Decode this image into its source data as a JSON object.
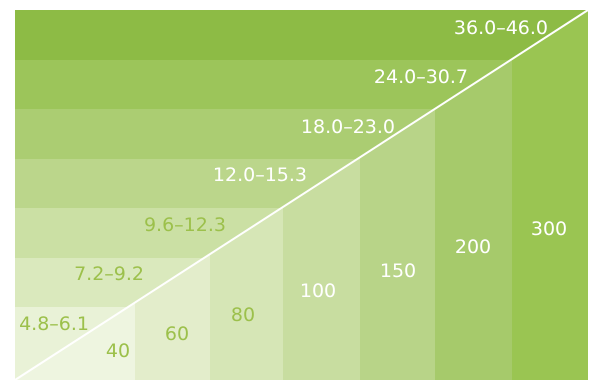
{
  "diagram": {
    "rows": [
      {
        "label": "36.0–46.0",
        "color": "#8dbb45"
      },
      {
        "label": "24.0–30.7",
        "color": "#9cc55a"
      },
      {
        "label": "18.0–23.0",
        "color": "#abcd72"
      },
      {
        "label": "12.0–15.3",
        "color": "#bbd68b"
      },
      {
        "label": "9.6–12.3",
        "color": "#cbe0a4"
      },
      {
        "label": "7.2–9.2",
        "color": "#dae9bd"
      },
      {
        "label": "4.8–6.1",
        "color": "#e9f2d7"
      }
    ],
    "columns": [
      {
        "label": "40",
        "color": "#eef5e0"
      },
      {
        "label": "60",
        "color": "#e3edcb"
      },
      {
        "label": "80",
        "color": "#d6e6b6"
      },
      {
        "label": "100",
        "color": "#c8dda0"
      },
      {
        "label": "150",
        "color": "#b8d488"
      },
      {
        "label": "200",
        "color": "#a6ca6b"
      },
      {
        "label": "300",
        "color": "#9ac552"
      }
    ],
    "colors": {
      "row_label": "#ffffff",
      "col_label_light": "#9cc04b",
      "col_label_dark": "#ffffff",
      "divider": "#ffffff"
    }
  }
}
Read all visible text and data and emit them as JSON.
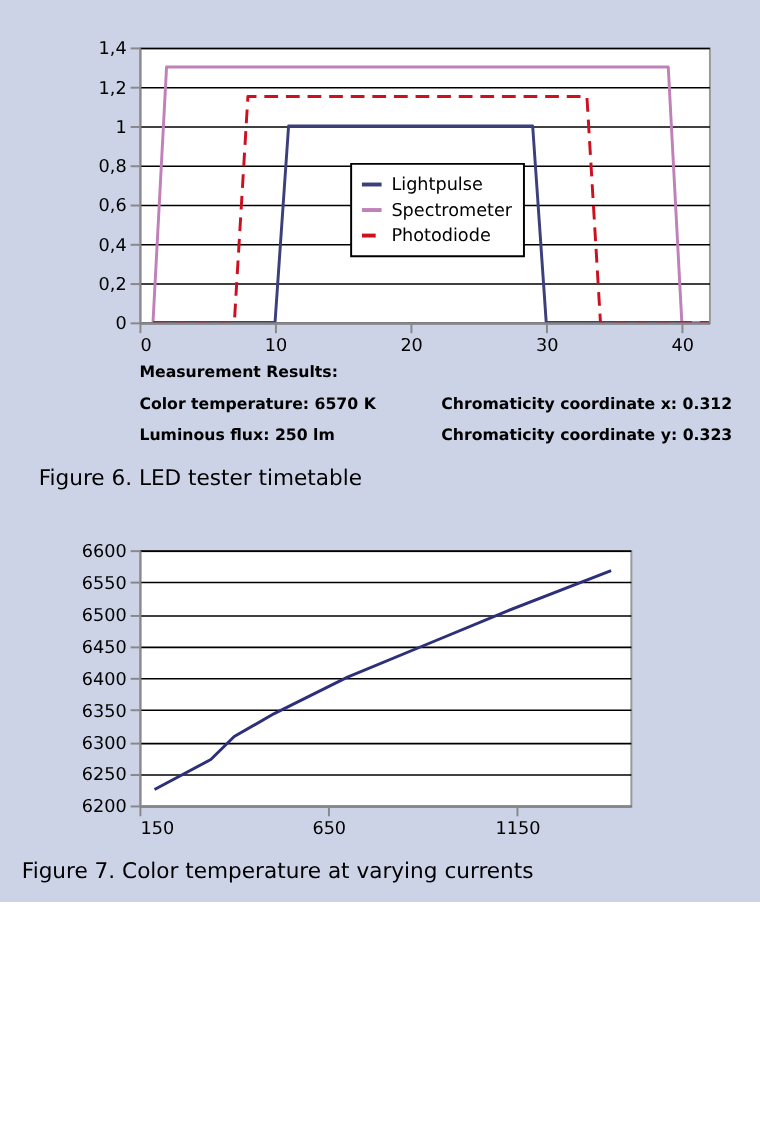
{
  "chart_data": [
    {
      "type": "line",
      "title": "Figure 6. LED tester timetable",
      "legend": "center",
      "grid": "y",
      "marker": "none",
      "xlim": [
        0,
        42
      ],
      "xticks": [
        0,
        10,
        20,
        30,
        40
      ],
      "ylim": [
        0,
        1.4
      ],
      "yticks": [
        0,
        {
          "value": 0.2,
          "label": "0,2"
        },
        {
          "value": 0.4,
          "label": "0,4"
        },
        {
          "value": 0.6,
          "label": "0,6"
        },
        {
          "value": 0.8,
          "label": "0,8"
        },
        1,
        {
          "value": 1.2,
          "label": "1,2"
        },
        {
          "value": 1.4,
          "label": "1,4"
        }
      ],
      "series": [
        {
          "name": "Lightpulse",
          "color": "#3b3f7a",
          "line_style": "solid",
          "x": [
            1,
            10,
            11,
            29,
            30,
            42
          ],
          "values": [
            0,
            0,
            1,
            1,
            0,
            0
          ]
        },
        {
          "name": "Spectrometer",
          "color": "#c080b8",
          "line_style": "solid",
          "x": [
            1,
            2,
            39,
            40,
            42
          ],
          "values": [
            0,
            1.3,
            1.3,
            0,
            0
          ]
        },
        {
          "name": "Photodiode",
          "color": "#cc1020",
          "line_style": "dashed",
          "x": [
            1,
            7,
            8,
            33,
            34,
            42
          ],
          "values": [
            0,
            0,
            1.15,
            1.15,
            0,
            0
          ]
        }
      ],
      "annotations": [
        "Measurement Results:",
        "Color temperature:  6570 K",
        "Chromaticity coordinate x:  0.312",
        "Luminous flux:  250 lm",
        "Chromaticity coordinate y:  0.323"
      ]
    },
    {
      "type": "line",
      "title": "Figure 7.  Color temperature at varying currents",
      "legend": false,
      "grid": "y",
      "marker": "none",
      "xlim": [
        150,
        1450
      ],
      "xticks": [
        150,
        650,
        1150
      ],
      "ylim": [
        6200,
        6600
      ],
      "yticks": [
        6200,
        6250,
        6300,
        6350,
        6400,
        6450,
        6500,
        6550,
        6600
      ],
      "series": [
        {
          "color": "#2e2f7a",
          "line_style": "solid",
          "x": [
            190,
            339,
            401,
            507,
            701,
            913,
            1125,
            1399
          ],
          "values": [
            6225,
            6272,
            6308,
            6344,
            6401,
            6453,
            6505,
            6568
          ]
        }
      ]
    }
  ]
}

GIVEN REQUEST: Copy the material above in full and exactly, skipping pictures.

CORRECT ANSWER:
Decode this image into its source data as a JSON object.
{
  "diagram": {
    "rows": [
      {
        "label": "36.0–46.0",
        "color": "#8dbb45"
      },
      {
        "label": "24.0–30.7",
        "color": "#9cc55a"
      },
      {
        "label": "18.0–23.0",
        "color": "#abcd72"
      },
      {
        "label": "12.0–15.3",
        "color": "#bbd68b"
      },
      {
        "label": "9.6–12.3",
        "color": "#cbe0a4"
      },
      {
        "label": "7.2–9.2",
        "color": "#dae9bd"
      },
      {
        "label": "4.8–6.1",
        "color": "#e9f2d7"
      }
    ],
    "columns": [
      {
        "label": "40",
        "color": "#eef5e0"
      },
      {
        "label": "60",
        "color": "#e3edcb"
      },
      {
        "label": "80",
        "color": "#d6e6b6"
      },
      {
        "label": "100",
        "color": "#c8dda0"
      },
      {
        "label": "150",
        "color": "#b8d488"
      },
      {
        "label": "200",
        "color": "#a6ca6b"
      },
      {
        "label": "300",
        "color": "#9ac552"
      }
    ],
    "colors": {
      "row_label": "#ffffff",
      "col_label_light": "#9cc04b",
      "col_label_dark": "#ffffff",
      "divider": "#ffffff"
    }
  }
}
Read all visible text and data and emit them as JSON.
{
  "chart_data": [
    {
      "type": "line",
      "title": "Figure 6. LED tester timetable",
      "legend": "center",
      "grid": "y",
      "marker": "none",
      "xlim": [
        0,
        42
      ],
      "xticks": [
        0,
        10,
        20,
        30,
        40
      ],
      "ylim": [
        0,
        1.4
      ],
      "yticks": [
        0,
        {
          "value": 0.2,
          "label": "0,2"
        },
        {
          "value": 0.4,
          "label": "0,4"
        },
        {
          "value": 0.6,
          "label": "0,6"
        },
        {
          "value": 0.8,
          "label": "0,8"
        },
        1,
        {
          "value": 1.2,
          "label": "1,2"
        },
        {
          "value": 1.4,
          "label": "1,4"
        }
      ],
      "series": [
        {
          "name": "Lightpulse",
          "color": "#3b3f7a",
          "line_style": "solid",
          "x": [
            1,
            10,
            11,
            29,
            30,
            42
          ],
          "values": [
            0,
            0,
            1,
            1,
            0,
            0
          ]
        },
        {
          "name": "Spectrometer",
          "color": "#c080b8",
          "line_style": "solid",
          "x": [
            1,
            2,
            39,
            40,
            42
          ],
          "values": [
            0,
            1.3,
            1.3,
            0,
            0
          ]
        },
        {
          "name": "Photodiode",
          "color": "#cc1020",
          "line_style": "dashed",
          "x": [
            1,
            7,
            8,
            33,
            34,
            42
          ],
          "values": [
            0,
            0,
            1.15,
            1.15,
            0,
            0
          ]
        }
      ],
      "annotations": [
        "Measurement Results:",
        "Color temperature:  6570 K",
        "Chromaticity coordinate x:  0.312",
        "Luminous flux:  250 lm",
        "Chromaticity coordinate y:  0.323"
      ]
    },
    {
      "type": "line",
      "title": "Figure 7.  Color temperature at varying currents",
      "legend": false,
      "grid": "y",
      "marker": "none",
      "xlim": [
        150,
        1450
      ],
      "xticks": [
        150,
        650,
        1150
      ],
      "ylim": [
        6200,
        6600
      ],
      "yticks": [
        6200,
        6250,
        6300,
        6350,
        6400,
        6450,
        6500,
        6550,
        6600
      ],
      "series": [
        {
          "color": "#2e2f7a",
          "line_style": "solid",
          "x": [
            190,
            339,
            401,
            507,
            701,
            913,
            1125,
            1399
          ],
          "values": [
            6225,
            6272,
            6308,
            6344,
            6401,
            6453,
            6505,
            6568
          ]
        }
      ]
    }
  ]
}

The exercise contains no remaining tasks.